Directive: Each line below should be quoted exactly, please.

Data to process:
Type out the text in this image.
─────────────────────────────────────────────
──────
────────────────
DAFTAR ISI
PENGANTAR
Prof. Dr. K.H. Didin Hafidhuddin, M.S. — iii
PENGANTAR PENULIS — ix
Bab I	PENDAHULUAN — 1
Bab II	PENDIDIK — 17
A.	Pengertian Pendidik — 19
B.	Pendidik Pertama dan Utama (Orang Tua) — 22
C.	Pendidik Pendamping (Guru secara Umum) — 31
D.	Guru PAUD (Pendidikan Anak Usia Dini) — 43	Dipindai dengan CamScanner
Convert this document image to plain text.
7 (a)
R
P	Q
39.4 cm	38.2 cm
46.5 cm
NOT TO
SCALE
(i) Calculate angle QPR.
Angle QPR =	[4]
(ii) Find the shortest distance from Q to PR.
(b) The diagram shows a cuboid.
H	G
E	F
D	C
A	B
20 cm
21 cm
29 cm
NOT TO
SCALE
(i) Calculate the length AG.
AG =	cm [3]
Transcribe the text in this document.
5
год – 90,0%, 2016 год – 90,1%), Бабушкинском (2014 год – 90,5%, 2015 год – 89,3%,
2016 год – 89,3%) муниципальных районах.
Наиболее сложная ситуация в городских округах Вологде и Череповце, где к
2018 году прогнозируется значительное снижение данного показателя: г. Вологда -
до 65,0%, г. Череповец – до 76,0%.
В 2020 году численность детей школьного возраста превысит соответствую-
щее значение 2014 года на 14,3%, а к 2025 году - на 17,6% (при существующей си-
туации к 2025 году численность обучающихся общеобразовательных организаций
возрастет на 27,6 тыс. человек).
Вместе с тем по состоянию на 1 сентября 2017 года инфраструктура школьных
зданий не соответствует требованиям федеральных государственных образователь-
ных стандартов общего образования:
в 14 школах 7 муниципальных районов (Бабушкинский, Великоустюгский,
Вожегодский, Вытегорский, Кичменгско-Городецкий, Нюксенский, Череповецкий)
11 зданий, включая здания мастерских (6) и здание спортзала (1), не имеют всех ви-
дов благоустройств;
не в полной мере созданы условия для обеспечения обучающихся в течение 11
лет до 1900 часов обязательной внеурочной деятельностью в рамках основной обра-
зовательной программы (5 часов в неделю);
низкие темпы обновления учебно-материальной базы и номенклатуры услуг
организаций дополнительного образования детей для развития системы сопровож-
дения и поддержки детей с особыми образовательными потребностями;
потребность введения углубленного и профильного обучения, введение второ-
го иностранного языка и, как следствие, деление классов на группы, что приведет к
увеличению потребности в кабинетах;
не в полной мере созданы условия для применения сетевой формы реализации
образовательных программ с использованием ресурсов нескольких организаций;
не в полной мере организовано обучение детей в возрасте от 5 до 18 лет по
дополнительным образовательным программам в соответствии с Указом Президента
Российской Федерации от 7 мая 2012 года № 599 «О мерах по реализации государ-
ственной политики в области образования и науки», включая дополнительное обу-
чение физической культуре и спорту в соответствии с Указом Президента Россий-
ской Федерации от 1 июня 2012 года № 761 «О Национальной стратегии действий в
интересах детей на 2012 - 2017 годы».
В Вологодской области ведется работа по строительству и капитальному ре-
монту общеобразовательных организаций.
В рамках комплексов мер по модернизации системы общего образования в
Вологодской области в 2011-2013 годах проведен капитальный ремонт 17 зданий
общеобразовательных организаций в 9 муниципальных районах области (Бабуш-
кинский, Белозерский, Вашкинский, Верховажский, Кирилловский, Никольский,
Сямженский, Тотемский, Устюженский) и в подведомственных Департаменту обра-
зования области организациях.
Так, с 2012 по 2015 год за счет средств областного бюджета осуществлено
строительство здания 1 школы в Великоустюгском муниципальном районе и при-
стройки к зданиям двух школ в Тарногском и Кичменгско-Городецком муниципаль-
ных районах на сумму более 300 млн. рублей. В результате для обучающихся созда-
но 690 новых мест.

Task solution:
Type out the text in this image.
─────────────────────────────────────────────
──────
────────────────
DAFTAR ISI
PENGANTAR
Prof. Dr. K.H. Didin Hafidhuddin, M.S. — iii
PENGANTAR PENULIS — ix
Bab I	PENDAHULUAN — 1
Bab II	PENDIDIK — 17
A.	Pengertian Pendidik — 19
B.	Pendidik Pertama dan Utama (Orang Tua) — 22
C.	Pendidik Pendamping (Guru secara Umum) — 31
D.	Guru PAUD (Pendidikan Anak Usia Dini) — 43	Dipindai dengan CamScanner
Convert this document image to plain text.
7 (a)
R
P	Q
39.4 cm	38.2 cm
46.5 cm
NOT TO
SCALE
(i) Calculate angle QPR.
Angle QPR =	[4]
(ii) Find the shortest distance from Q to PR.
(b) The diagram shows a cuboid.
H	G
E	F
D	C
A	B
20 cm
21 cm
29 cm
NOT TO
SCALE
(i) Calculate the length AG.
AG =	cm [3]
Transcribe the text in this document.
5
год – 90,0%, 2016 год – 90,1%), Бабушкинском (2014 год – 90,5%, 2015 год – 89,3%,
2016 год – 89,3%) муниципальных районах.
Наиболее сложная ситуация в городских округах Вологде и Череповце, где к
2018 году прогнозируется значительное снижение данного показателя: г. Вологда -
до 65,0%, г. Череповец – до 76,0%.
В 2020 году численность детей школьного возраста превысит соответствую-
щее значение 2014 года на 14,3%, а к 2025 году - на 17,6% (при существующей си-
туации к 2025 году численность обучающихся общеобразовательных организаций
возрастет на 27,6 тыс. человек).
Вместе с тем по состоянию на 1 сентября 2017 года инфраструктура школьных
зданий не соответствует требованиям федеральных государственных образователь-
ных стандартов общего образования:
в 14 школах 7 муниципальных районов (Бабушкинский, Великоустюгский,
Вожегодский, Вытегорский, Кичменгско-Городецкий, Нюксенский, Череповецкий)
11 зданий, включая здания мастерских (6) и здание спортзала (1), не имеют всех ви-
дов благоустройств;
не в полной мере созданы условия для обеспечения обучающихся в течение 11
лет до 1900 часов обязательной внеурочной деятельностью в рамках основной обра-
зовательной программы (5 часов в неделю);
низкие темпы обновления учебно-материальной базы и номенклатуры услуг
организаций дополнительного образования детей для развития системы сопровож-
дения и поддержки детей с особыми образовательными потребностями;
потребность введения углубленного и профильного обучения, введение второ-
го иностранного языка и, как следствие, деление классов на группы, что приведет к
увеличению потребности в кабинетах;
не в полной мере созданы условия для применения сетевой формы реализации
образовательных программ с использованием ресурсов нескольких организаций;
не в полной мере организовано обучение детей в возрасте от 5 до 18 лет по
дополнительным образовательным программам в соответствии с Указом Президента
Российской Федерации от 7 мая 2012 года № 599 «О мерах по реализации государ-
ственной политики в области образования и науки», включая дополнительное обу-
чение физической культуре и спорту в соответствии с Указом Президента Россий-
ской Федерации от 1 июня 2012 года № 761 «О Национальной стратегии действий в
интересах детей на 2012 - 2017 годы».
В Вологодской области ведется работа по строительству и капитальному ре-
монту общеобразовательных организаций.
В рамках комплексов мер по модернизации системы общего образования в
Вологодской области в 2011-2013 годах проведен капитальный ремонт 17 зданий
общеобразовательных организаций в 9 муниципальных районах области (Бабуш-
кинский, Белозерский, Вашкинский, Верховажский, Кирилловский, Никольский,
Сямженский, Тотемский, Устюженский) и в подведомственных Департаменту обра-
зования области организациях.
Так, с 2012 по 2015 год за счет средств областного бюджета осуществлено
строительство здания 1 школы в Великоустюгском муниципальном районе и при-
стройки к зданиям двух школ в Тарногском и Кичменгско-Городецком муниципаль-
ных районах на сумму более 300 млн. рублей. В результате для обучающихся созда-
но 690 новых мест.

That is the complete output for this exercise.